(App and web page records)
-------

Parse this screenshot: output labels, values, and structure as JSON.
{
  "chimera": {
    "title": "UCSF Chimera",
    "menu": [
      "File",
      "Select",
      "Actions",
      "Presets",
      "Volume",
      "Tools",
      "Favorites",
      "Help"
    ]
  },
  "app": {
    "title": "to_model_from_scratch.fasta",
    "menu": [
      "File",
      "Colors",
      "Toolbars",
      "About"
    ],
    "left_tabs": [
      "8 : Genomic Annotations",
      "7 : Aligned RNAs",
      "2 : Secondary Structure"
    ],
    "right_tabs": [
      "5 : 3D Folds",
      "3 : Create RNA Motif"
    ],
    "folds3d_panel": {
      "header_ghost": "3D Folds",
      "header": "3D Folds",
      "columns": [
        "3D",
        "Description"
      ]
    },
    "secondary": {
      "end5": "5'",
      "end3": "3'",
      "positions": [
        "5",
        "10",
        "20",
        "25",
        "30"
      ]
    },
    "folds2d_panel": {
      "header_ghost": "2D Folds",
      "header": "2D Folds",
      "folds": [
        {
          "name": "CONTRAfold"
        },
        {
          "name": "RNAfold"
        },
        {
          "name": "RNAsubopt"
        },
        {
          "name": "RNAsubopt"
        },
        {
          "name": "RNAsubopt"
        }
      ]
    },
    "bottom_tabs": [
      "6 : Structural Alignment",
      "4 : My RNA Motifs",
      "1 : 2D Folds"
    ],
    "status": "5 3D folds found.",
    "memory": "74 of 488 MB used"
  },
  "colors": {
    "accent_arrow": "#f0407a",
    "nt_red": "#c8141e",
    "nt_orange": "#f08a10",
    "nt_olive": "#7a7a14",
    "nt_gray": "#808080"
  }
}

-------

- _Problem to solve_
When answering, write out each of the lines above exactly as given.

- _Final answer_
Parse this screenshot: output labels, values, and structure as JSON.
{
  "chimera": {
    "title": "UCSF Chimera",
    "menu": [
      "File",
      "Select",
      "Actions",
      "Presets",
      "Volume",
      "Tools",
      "Favorites",
      "Help"
    ]
  },
  "app": {
    "title": "to_model_from_scratch.fasta",
    "menu": [
      "File",
      "Colors",
      "Toolbars",
      "About"
    ],
    "left_tabs": [
      "8 : Genomic Annotations",
      "7 : Aligned RNAs",
      "2 : Secondary Structure"
    ],
    "right_tabs": [
      "5 : 3D Folds",
      "3 : Create RNA Motif"
    ],
    "folds3d_panel": {
      "header_ghost": "3D Folds",
      "header": "3D Folds",
      "columns": [
        "3D",
        "Description"
      ]
    },
    "secondary": {
      "end5": "5'",
      "end3": "3'",
      "positions": [
        "5",
        "10",
        "20",
        "25",
        "30"
      ]
    },
    "folds2d_panel": {
      "header_ghost": "2D Folds",
      "header": "2D Folds",
      "folds": [
        {
          "name": "CONTRAfold"
        },
        {
          "name": "RNAfold"
        },
        {
          "name": "RNAsubopt"
        },
        {
          "name": "RNAsubopt"
        },
        {
          "name": "RNAsubopt"
        }
      ]
    },
    "bottom_tabs": [
      "6 : Structural Alignment",
      "4 : My RNA Motifs",
      "1 : 2D Folds"
    ],
    "status": "5 3D folds found.",
    "memory": "74 of 488 MB used"
  },
  "colors": {
    "accent_arrow": "#f0407a",
    "nt_red": "#c8141e",
    "nt_orange": "#f08a10",
    "nt_olive": "#7a7a14",
    "nt_gray": "#808080"
  }
}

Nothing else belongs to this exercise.